Problème posé A:
Recopiez à l'identique le passage de l'hommage à Michel Moskovtchenko qui débute par « Je le revois » et se poursuit jusqu'à « profondeur ou d’inquiétude. ».
Problème posé B:
Prolongez l'hommage à Michel Moskovtchenko au-delà de sa dernière phrase.

╭─ Extrait du texte

Il avait perdu sa compagne Colette Fizanne, sculpteure, fin décembre. On le savait fatigué et malade. Michel Moskovtchenko, dit Mosko, s’est éteint le 21 mars dernier. Né en 1935, il avait 90 ans. Il s’est éteint à Apt, près de ce Roussillon où depuis 1960, désertant Lyon, il avait élu domicile, préférant la vie sobre et frugale, franche et libre de sa retraite, aux tentations dissipatrices, aux obligations policées et aux convenances sociales de la vie urbaine. Une vie de dessin, de peinture, de gravure, de sculpture.
Artiste ombrageux et solitaire, amer et passionné, il avait connu des périodes heureuses, l’enfance à la campagne, à Violay, où son père était médecin, les premières années d’une jeunesse débordante d’activités, les succès professionnels à la quarantaine; et d’autres douloureuses, le décès de sa mère adorée surtout, figure protectrice et aimante - en 54, il a 19 ans - , et puis les déprimes imprévisibles, les séparations brutales, les brouilles retentissantes : Mosko n’était pas d’un caractère facile.
Je le revois attendant le visiteur faisant les cent pas sous les chênes verts qui abritaient son cabanon, ou bien, dans l’atelier encombré, montrant estampes ou dessins posés sur la table, sa petite face ronde aiguisée de regards, à la vivacité d’oiseau, et d’une vivacité pétillante et calme, non exempte de profondeur ou d’inquiétude.
Dessinateur dans l’âme, il avait commencé très jeune le travail sur papier. Dès l’école primaire, il avait pratiqué ses premiers estampages, et encouragé par une mère à la sensibilité d’artiste, il avait rapidement quitté l’école pour entrer dans un atelier de soierie. Formé parallèlement aux cours du soir des Beaux-Arts de Lyon, puis au Petit Collège, il y avait eu du succès. Ce fut le temps des voyages, des premières expositions, des rencontres amoureuses et artistiques. Mais la vie qu’il mène, riche d’excitations et de mouvements, s’accompagne aussi de périodes d’abattement. Que viennent apaiser les séjours périodiques d’abord, peu à peu constants, dans le Luberon.
Ces années-là sont celles des rencontres, des amitiés fortes, et celle des fondations. De celles qui fondent une pratique. Rencontre de l’artiste allemand H.H. Steffens (1911-2004) qui l’initie à la gravure, de Theimer, qui de formation classique, lui apprend la nécessité de construire, de composer. Et du peintre anglais installé à Lyon, Jim Léon (1938-2002), compagnon de fête. Amitiés fortes, capitales, qui ont résisté au temps.

╰─
╭─ Entrées

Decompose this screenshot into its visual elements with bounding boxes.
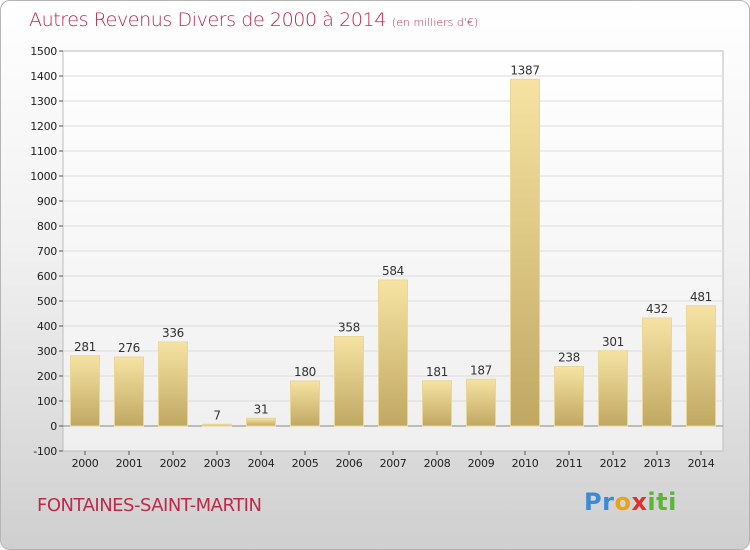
bar-2003 [202,423,232,427]
x-tick-label-2011: 2011 [556,457,583,470]
bar-2013 [642,317,672,427]
bar-2010 [510,78,540,427]
x-tick-label-2006: 2006 [336,457,363,470]
bars [70,78,716,427]
y-tick-label: 1200 [30,120,57,133]
data-label-2012: 301 [602,335,624,349]
brand-logo: Proxiti [584,488,677,516]
x-tick-label-2001: 2001 [116,457,143,470]
x-tick-label-2012: 2012 [600,457,627,470]
data-label-2007: 584 [382,264,404,278]
bar-2006 [334,336,364,427]
brand-letter: i [668,488,677,516]
y-tick-label: 400 [37,320,57,333]
data-label-2006: 358 [338,321,360,335]
bar-2001 [114,356,144,427]
bar-2004 [246,417,276,427]
y-tick-label: 1500 [30,45,57,58]
x-tick-label-2000: 2000 [72,457,99,470]
data-label-2013: 432 [646,302,668,316]
x-tick-label-2007: 2007 [380,457,407,470]
x-tick-label-2009: 2009 [468,457,495,470]
y-tick-label: 900 [37,195,57,208]
y-tick-label: 500 [37,295,57,308]
data-label-2011: 238 [558,351,580,365]
x-tick-label-2014: 2014 [688,457,715,470]
commune-name: FONTAINES-SAINT-MARTIN [37,495,262,516]
bar-2011 [554,366,584,427]
x-tick-label-2002: 2002 [160,457,187,470]
data-label-2008: 181 [426,365,448,379]
x-tick-label-2010: 2010 [512,457,539,470]
data-label-2003: 7 [213,408,220,422]
x-tick-label-2008: 2008 [424,457,451,470]
y-tick-label: 0 [50,420,57,433]
data-label-2004: 31 [254,402,269,416]
brand-letter: P [584,488,603,516]
bar-2008 [422,380,452,427]
y-tick-label: 100 [37,395,57,408]
data-label-2014: 481 [690,290,712,304]
chart-subtitle: (en milliers d'€) [391,16,479,29]
y-tick-label: 600 [37,270,57,283]
bar-2005 [290,380,320,427]
bar-2012 [598,350,628,427]
bar-2007 [378,279,408,427]
data-labels: 281 276 336 7 31 180 358 584 181 187 1387 238 301 432… [74,63,712,422]
x-tick-label-2004: 2004 [248,457,275,470]
bar-2014 [686,305,716,427]
y-tick-label: 1100 [30,145,57,158]
brand-letter: t [656,488,669,516]
y-tick-label: 1300 [30,95,57,108]
y-tick-label: 700 [37,245,57,258]
data-label-2002: 336 [162,326,184,340]
y-tick-label: 200 [37,370,57,383]
y-tick-label: 1400 [30,70,57,83]
bar-2009 [466,378,496,427]
data-label-2009: 187 [470,363,492,377]
y-tick-label: 300 [37,345,57,358]
data-label-2000: 281 [74,340,96,354]
brand-letter: i [647,488,657,516]
chart-title-block: Autres Revenus Divers de 2000 à 2014 (en … [29,9,478,31]
x-tick-label-2003: 2003 [204,457,231,470]
brand-letter: o [614,488,632,516]
y-tick-label: 800 [37,220,57,233]
y-tick-label: -100 [33,445,57,458]
y-tick-label: 1000 [30,170,57,183]
x-tick-label-2013: 2013 [644,457,671,470]
data-label-2010: 1387 [510,63,539,77]
bar-2000 [70,355,100,427]
data-label-2005: 180 [294,365,316,379]
data-label-2001: 276 [118,341,140,355]
y-axis: -100 0 100 200 300 400 500 600 700 800 900 1000 1100… [30,45,63,458]
chart-title: Autres Revenus Divers de 2000 à 2014 [29,9,386,31]
bar-2002 [158,341,188,427]
x-tick-label-2005: 2005 [292,457,319,470]
brand-letter: x [631,488,648,516]
brand-letter: r [602,488,615,516]
x-axis: 2000 2001 2002 2003 2004 2005 2006 2007 2008 2009… [72,451,715,470]
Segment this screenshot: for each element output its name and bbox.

╰─

Réponse rédigée A:
Je le revois attendant le visiteur faisant les cent pas sous les chênes verts qui abritaient son cabanon, ou bien, dans l’atelier encombré, montrant estampes ou dessins posés sur la table, sa petite face ronde aiguisée de regards, à la vivacité d’oiseau, et d’une vivacité pétillante et calme, non exempte de profondeur ou d’inquiétude.

Réponse rédigée B:
Rencontre des comédiens du théâtre des Marronniers, Roger Planchon en tête, et de Rajak Ohanian, le photographe de la troupe.
Et des galeristes : le docteur et peintre Henri-André Martin (1918-2004) avec qui il se lie d’amitié, propriétaire de la galerie Malaval que dirige son épouse Anne-Marie, lui propose une première exposition de dessins assez bien accueillie (octobre 61). Paul Gauzit, qui lui maroufle ses grands dessins réalisés sur deux feuilles côte à côte, s’apprête à fonder sa galerie Le Lutrin (1964). Puis Jaques Oudot (1938-2007), autre médecin et peintre amateur et futur adjoint à la culture à la mairie de Lyon dans les années 90, qui le met en relation avec Catherine Tasca, alors à la maison de la culture de Grenoble.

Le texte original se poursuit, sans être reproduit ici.